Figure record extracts
________

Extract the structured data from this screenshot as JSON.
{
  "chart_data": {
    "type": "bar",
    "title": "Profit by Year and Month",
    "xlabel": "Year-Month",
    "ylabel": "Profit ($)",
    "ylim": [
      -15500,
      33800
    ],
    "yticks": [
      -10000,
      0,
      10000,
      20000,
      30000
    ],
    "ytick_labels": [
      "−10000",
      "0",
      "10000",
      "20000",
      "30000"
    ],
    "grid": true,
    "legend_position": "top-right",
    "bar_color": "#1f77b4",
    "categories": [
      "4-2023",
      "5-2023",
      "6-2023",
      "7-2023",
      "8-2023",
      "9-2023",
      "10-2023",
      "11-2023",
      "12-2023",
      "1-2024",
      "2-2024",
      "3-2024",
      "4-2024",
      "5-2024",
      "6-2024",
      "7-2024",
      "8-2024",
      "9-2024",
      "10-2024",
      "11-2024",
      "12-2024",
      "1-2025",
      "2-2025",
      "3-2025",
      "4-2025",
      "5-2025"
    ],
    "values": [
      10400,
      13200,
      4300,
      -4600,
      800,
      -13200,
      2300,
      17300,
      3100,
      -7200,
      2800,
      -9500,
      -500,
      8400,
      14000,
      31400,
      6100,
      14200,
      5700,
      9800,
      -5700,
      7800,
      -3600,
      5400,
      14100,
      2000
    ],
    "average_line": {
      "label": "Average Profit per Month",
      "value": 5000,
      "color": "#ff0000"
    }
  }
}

________

= OBJECTIVE =
Write out every entry again, keeping each line exactly the same.

= EXERCISE RESPONSE =
Extract the structured data from this screenshot as JSON.
{
  "chart_data": {
    "type": "bar",
    "title": "Profit by Year and Month",
    "xlabel": "Year-Month",
    "ylabel": "Profit ($)",
    "ylim": [
      -15500,
      33800
    ],
    "yticks": [
      -10000,
      0,
      10000,
      20000,
      30000
    ],
    "ytick_labels": [
      "−10000",
      "0",
      "10000",
      "20000",
      "30000"
    ],
    "grid": true,
    "legend_position": "top-right",
    "bar_color": "#1f77b4",
    "categories": [
      "4-2023",
      "5-2023",
      "6-2023",
      "7-2023",
      "8-2023",
      "9-2023",
      "10-2023",
      "11-2023",
      "12-2023",
      "1-2024",
      "2-2024",
      "3-2024",
      "4-2024",
      "5-2024",
      "6-2024",
      "7-2024",
      "8-2024",
      "9-2024",
      "10-2024",
      "11-2024",
      "12-2024",
      "1-2025",
      "2-2025",
      "3-2025",
      "4-2025",
      "5-2025"
    ],
    "values": [
      10400,
      13200,
      4300,
      -4600,
      800,
      -13200,
      2300,
      17300,
      3100,
      -7200,
      2800,
      -9500,
      -500,
      8400,
      14000,
      31400,
      6100,
      14200,
      5700,
      9800,
      -5700,
      7800,
      -3600,
      5400,
      14100,
      2000
    ],
    "average_line": {
      "label": "Average Profit per Month",
      "value": 5000,
      "color": "#ff0000"
    }
  }
}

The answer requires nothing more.